Objective: From the entries below, list each line with "median".

Available data:
────
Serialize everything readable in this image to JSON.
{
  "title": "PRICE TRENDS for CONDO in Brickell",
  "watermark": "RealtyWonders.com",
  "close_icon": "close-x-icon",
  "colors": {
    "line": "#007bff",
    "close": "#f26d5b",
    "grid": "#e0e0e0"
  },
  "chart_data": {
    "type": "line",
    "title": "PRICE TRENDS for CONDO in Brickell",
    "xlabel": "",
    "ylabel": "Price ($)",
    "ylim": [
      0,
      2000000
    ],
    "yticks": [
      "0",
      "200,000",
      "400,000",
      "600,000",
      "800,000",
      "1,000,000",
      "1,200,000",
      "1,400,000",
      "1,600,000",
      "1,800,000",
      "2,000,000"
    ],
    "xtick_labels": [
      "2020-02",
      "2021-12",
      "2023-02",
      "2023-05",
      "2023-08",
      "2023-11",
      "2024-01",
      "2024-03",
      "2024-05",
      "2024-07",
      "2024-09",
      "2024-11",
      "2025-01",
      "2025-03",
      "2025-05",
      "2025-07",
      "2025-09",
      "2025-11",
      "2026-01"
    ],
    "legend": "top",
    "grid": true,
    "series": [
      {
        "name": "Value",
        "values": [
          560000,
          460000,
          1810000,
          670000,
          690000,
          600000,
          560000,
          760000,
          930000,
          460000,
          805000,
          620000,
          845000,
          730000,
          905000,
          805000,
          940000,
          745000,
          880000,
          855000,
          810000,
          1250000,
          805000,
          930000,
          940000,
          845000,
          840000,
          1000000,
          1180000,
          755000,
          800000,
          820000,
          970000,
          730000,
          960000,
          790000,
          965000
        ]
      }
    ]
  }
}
────
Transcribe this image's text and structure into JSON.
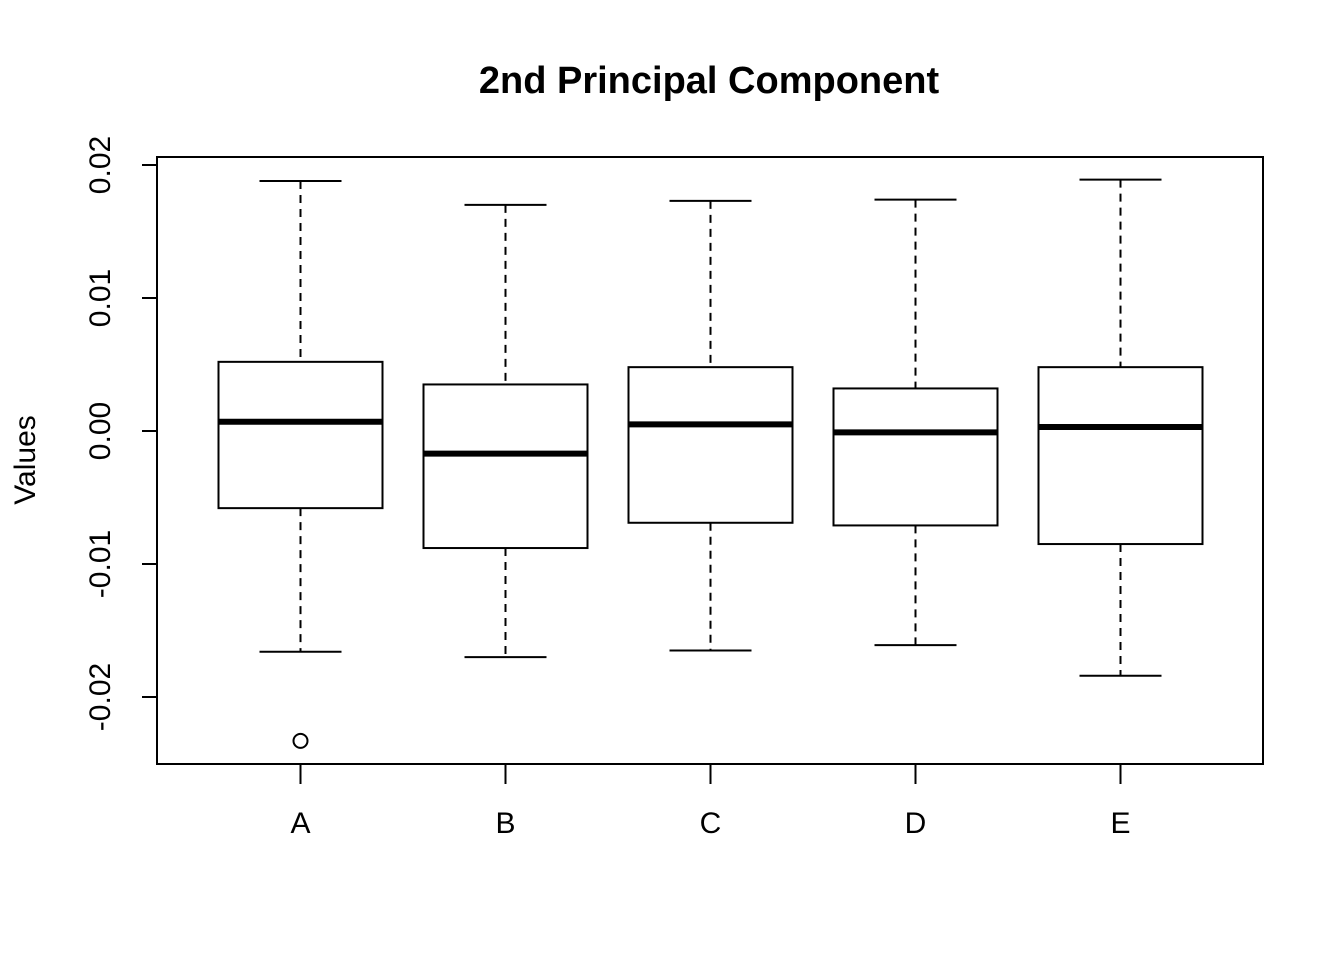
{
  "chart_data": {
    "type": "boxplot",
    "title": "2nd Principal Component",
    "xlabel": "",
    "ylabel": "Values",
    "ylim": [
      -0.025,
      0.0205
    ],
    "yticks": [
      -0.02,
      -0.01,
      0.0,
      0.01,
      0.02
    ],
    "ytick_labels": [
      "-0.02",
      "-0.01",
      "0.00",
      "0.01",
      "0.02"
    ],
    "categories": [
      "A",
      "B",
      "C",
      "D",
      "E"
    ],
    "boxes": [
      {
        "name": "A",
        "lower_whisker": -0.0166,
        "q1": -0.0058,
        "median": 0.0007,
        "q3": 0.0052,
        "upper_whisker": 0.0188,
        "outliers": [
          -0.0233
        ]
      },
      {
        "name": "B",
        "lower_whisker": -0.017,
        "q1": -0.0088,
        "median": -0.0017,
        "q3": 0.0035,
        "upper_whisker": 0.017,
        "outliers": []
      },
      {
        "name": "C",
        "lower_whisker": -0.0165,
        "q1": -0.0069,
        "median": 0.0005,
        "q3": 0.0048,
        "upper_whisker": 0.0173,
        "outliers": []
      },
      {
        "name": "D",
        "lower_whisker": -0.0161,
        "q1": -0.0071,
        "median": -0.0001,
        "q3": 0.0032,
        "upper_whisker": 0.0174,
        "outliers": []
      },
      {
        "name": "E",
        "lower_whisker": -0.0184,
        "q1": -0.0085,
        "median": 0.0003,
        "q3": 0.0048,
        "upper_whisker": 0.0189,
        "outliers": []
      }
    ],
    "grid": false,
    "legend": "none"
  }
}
────
Response to this task:
        "median": 0.0007,
        "median": -0.0017,
        "median": 0.0005,
        "median": -0.0001,
        "median": 0.0003,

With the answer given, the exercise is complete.